Repeat each record exactly as written, and drop any images.

════════════════════

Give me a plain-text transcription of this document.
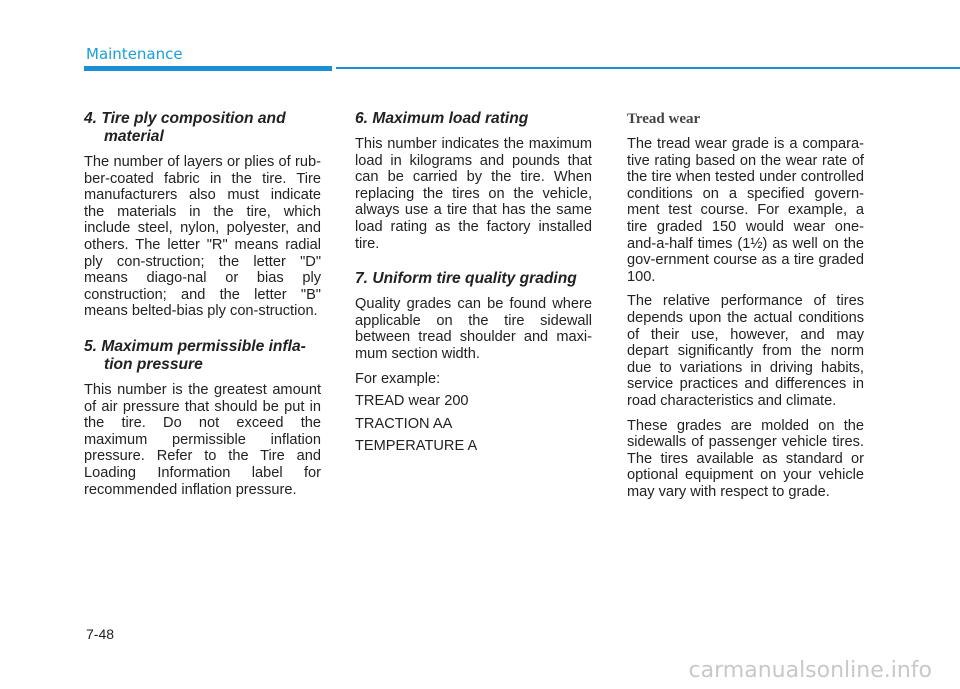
Maintenance
4. Tire ply composition and material

The number of layers or plies of rub-ber-coated fabric in the tire. Tire manufacturers also must indicate the materials in the tire, which include steel, nylon, polyester, and others. The letter "R" means radial ply con-struction; the letter "D" means diago-nal or bias ply construction; and the letter "B" means belted-bias ply con-struction.

5. Maximum permissible infla-tion pressure

This number is the greatest amount of air pressure that should be put in the tire. Do not exceed the maximum permissible inflation pressure. Refer to the Tire and Loading Information label for recommended inflation pressure.

6. Maximum load rating

This number indicates the maximum load in kilograms and pounds that can be carried by the tire. When replacing the tires on the vehicle, always use a tire that has the same load rating as the factory installed tire.

7. Uniform tire quality grading

Quality grades can be found where applicable on the tire sidewall between tread shoulder and maxi-mum section width.

For example:

TREAD wear 200

TRACTION AA

TEMPERATURE A

Tread wear

The tread wear grade is a compara-tive rating based on the wear rate of the tire when tested under controlled conditions on a specified govern-ment test course. For example, a tire graded 150 would wear one-and-a-half times (1½) as well on the gov-ernment course as a tire graded 100.

The relative performance of tires depends upon the actual conditions of their use, however, and may depart significantly from the norm due to variations in driving habits, service practices and differences in road characteristics and climate.

These grades are molded on the sidewalls of passenger vehicle tires. The tires available as standard or optional equipment on your vehicle may vary with respect to grade.

7-48
carmanualsonline.info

════════════════════

*CORRECT RESPONSE*.
Give me a plain-text transcription of this document.
Maintenance
4. Tire ply composition and material

The number of layers or plies of rub-ber-coated fabric in the tire. Tire manufacturers also must indicate the materials in the tire, which include steel, nylon, polyester, and others. The letter "R" means radial ply con-struction; the letter "D" means diago-nal or bias ply construction; and the letter "B" means belted-bias ply con-struction.

5. Maximum permissible infla-tion pressure

This number is the greatest amount of air pressure that should be put in the tire. Do not exceed the maximum permissible inflation pressure. Refer to the Tire and Loading Information label for recommended inflation pressure.

6. Maximum load rating

This number indicates the maximum load in kilograms and pounds that can be carried by the tire. When replacing the tires on the vehicle, always use a tire that has the same load rating as the factory installed tire.

7. Uniform tire quality grading

Quality grades can be found where applicable on the tire sidewall between tread shoulder and maxi-mum section width.

For example:

TREAD wear 200

TRACTION AA

TEMPERATURE A

Tread wear

The tread wear grade is a compara-tive rating based on the wear rate of the tire when tested under controlled conditions on a specified govern-ment test course. For example, a tire graded 150 would wear one-and-a-half times (1½) as well on the gov-ernment course as a tire graded 100.

The relative performance of tires depends upon the actual conditions of their use, however, and may depart significantly from the norm due to variations in driving habits, service practices and differences in road characteristics and climate.

These grades are molded on the sidewalls of passenger vehicle tires. The tires available as standard or optional equipment on your vehicle may vary with respect to grade.

7-48
carmanualsonline.info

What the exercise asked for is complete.